Excerpted records »
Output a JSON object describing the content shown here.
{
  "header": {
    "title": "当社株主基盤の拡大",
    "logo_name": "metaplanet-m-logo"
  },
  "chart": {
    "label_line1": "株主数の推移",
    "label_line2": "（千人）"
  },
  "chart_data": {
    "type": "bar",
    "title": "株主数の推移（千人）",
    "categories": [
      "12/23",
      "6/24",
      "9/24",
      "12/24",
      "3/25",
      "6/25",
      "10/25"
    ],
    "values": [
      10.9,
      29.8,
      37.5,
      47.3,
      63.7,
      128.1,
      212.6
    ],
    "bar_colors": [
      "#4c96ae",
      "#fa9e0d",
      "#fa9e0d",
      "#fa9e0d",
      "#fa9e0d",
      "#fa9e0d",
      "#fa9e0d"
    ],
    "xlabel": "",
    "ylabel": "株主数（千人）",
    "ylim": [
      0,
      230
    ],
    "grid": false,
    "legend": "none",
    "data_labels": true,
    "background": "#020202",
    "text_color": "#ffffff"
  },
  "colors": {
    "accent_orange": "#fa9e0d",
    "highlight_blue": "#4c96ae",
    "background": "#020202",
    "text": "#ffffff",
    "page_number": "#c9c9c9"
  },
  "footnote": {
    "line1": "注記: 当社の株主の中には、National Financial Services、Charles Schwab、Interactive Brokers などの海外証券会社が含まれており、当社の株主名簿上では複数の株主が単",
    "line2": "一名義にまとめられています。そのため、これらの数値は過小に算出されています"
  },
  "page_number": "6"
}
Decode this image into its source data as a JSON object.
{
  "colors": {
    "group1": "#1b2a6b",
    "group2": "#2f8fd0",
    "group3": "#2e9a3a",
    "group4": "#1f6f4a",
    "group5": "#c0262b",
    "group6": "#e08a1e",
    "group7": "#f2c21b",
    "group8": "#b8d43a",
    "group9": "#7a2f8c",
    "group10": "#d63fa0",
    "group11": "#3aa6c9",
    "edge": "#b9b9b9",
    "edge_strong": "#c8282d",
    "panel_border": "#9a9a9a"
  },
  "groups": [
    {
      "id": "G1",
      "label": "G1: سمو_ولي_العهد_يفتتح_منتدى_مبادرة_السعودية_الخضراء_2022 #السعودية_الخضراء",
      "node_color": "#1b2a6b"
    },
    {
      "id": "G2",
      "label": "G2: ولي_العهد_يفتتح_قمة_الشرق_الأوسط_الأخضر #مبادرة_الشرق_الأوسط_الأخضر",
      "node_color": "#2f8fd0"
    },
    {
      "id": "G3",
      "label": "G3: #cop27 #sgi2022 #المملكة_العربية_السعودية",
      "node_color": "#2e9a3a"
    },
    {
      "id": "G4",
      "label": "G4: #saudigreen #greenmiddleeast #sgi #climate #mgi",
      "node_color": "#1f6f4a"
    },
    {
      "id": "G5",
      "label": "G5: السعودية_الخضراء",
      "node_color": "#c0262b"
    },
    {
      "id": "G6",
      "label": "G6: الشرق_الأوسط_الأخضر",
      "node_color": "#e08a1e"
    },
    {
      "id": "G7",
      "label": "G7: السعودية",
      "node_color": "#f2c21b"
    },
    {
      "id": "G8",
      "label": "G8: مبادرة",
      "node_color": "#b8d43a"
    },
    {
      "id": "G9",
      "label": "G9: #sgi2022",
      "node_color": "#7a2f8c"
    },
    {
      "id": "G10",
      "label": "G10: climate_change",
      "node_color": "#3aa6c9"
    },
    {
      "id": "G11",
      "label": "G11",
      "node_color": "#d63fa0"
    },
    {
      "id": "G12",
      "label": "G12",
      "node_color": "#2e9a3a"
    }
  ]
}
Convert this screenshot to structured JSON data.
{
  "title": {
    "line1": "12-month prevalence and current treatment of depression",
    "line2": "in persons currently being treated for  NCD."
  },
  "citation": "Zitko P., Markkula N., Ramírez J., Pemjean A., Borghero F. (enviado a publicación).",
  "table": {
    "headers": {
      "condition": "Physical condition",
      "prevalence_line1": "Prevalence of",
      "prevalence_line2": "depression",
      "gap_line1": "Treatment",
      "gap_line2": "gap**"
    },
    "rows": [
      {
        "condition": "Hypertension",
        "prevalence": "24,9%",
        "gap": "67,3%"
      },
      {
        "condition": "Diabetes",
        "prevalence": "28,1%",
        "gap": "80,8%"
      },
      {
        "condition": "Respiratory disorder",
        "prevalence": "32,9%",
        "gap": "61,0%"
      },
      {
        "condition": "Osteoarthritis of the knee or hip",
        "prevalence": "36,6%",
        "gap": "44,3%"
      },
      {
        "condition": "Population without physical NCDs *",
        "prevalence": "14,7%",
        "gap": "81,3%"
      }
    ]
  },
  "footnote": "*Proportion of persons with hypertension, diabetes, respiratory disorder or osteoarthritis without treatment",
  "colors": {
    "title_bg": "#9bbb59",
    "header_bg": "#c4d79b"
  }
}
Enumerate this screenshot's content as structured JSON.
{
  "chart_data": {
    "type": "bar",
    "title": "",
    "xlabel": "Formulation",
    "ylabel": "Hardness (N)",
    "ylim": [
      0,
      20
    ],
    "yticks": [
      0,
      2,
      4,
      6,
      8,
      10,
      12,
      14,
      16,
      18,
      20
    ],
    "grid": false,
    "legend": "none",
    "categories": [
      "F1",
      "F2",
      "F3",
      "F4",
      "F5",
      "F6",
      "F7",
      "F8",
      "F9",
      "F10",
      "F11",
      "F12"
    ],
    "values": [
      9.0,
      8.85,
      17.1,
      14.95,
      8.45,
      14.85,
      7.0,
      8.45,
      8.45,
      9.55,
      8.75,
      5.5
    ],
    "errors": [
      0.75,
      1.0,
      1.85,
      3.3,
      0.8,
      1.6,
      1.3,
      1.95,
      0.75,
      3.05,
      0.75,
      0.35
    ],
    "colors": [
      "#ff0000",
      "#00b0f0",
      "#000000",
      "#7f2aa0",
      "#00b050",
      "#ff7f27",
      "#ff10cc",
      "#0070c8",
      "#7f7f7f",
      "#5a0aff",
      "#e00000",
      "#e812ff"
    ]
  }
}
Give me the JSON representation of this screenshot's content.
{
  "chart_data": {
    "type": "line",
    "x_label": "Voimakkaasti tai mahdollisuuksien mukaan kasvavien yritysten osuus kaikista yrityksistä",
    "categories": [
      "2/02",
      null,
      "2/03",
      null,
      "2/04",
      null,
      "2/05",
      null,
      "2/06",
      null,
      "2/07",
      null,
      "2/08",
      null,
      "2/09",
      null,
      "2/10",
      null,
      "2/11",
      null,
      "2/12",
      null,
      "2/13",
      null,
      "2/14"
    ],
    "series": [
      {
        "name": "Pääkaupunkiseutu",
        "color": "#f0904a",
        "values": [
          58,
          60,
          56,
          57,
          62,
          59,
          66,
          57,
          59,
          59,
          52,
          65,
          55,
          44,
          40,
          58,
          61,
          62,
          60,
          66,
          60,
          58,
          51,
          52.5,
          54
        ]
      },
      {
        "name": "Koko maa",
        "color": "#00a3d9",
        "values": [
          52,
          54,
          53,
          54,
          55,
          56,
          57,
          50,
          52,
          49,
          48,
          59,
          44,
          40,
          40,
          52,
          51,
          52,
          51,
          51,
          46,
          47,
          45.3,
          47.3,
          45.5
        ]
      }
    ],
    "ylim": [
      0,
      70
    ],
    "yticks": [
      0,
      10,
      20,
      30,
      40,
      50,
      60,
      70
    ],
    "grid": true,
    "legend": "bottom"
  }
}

Instructions to follow » Among the lines of the data above, determine how many contain the word "disorder". Report the number alone.

Answer to the task » 2